Saved entries:
>>>
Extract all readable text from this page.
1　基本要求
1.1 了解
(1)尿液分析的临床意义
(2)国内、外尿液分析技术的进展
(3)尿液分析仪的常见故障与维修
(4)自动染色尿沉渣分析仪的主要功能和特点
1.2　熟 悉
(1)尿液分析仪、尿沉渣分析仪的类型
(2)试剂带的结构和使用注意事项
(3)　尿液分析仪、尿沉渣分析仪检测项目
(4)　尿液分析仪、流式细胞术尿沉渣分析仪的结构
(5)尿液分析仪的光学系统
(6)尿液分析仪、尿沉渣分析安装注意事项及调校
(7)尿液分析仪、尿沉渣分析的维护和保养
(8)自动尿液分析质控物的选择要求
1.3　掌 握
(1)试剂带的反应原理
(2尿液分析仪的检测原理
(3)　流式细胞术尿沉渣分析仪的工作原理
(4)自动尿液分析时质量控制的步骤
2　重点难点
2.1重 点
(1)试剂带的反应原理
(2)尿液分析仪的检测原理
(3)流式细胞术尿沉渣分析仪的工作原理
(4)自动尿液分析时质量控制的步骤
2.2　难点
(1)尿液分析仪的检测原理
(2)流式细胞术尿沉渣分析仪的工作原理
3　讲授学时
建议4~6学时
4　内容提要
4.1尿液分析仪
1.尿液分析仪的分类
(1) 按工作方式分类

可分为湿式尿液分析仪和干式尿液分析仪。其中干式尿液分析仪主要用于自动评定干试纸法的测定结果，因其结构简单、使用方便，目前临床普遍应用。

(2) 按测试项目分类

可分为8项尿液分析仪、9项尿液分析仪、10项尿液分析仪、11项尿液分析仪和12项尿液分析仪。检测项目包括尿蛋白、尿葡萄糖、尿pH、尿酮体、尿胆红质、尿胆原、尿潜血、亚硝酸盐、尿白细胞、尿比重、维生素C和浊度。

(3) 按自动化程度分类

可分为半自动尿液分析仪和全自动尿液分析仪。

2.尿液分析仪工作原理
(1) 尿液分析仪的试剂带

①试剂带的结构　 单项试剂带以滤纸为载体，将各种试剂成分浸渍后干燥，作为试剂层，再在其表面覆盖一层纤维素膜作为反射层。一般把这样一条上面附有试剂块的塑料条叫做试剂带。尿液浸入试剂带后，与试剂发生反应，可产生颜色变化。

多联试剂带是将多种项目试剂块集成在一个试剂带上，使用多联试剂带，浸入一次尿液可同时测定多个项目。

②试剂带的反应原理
<<<
## STATED EXERCISE
Of all the lines in the material above, how many contain the word "流式细胞术尿沉渣分析仪的工作原理"? Give only the count.

## CORRECT RESULT
3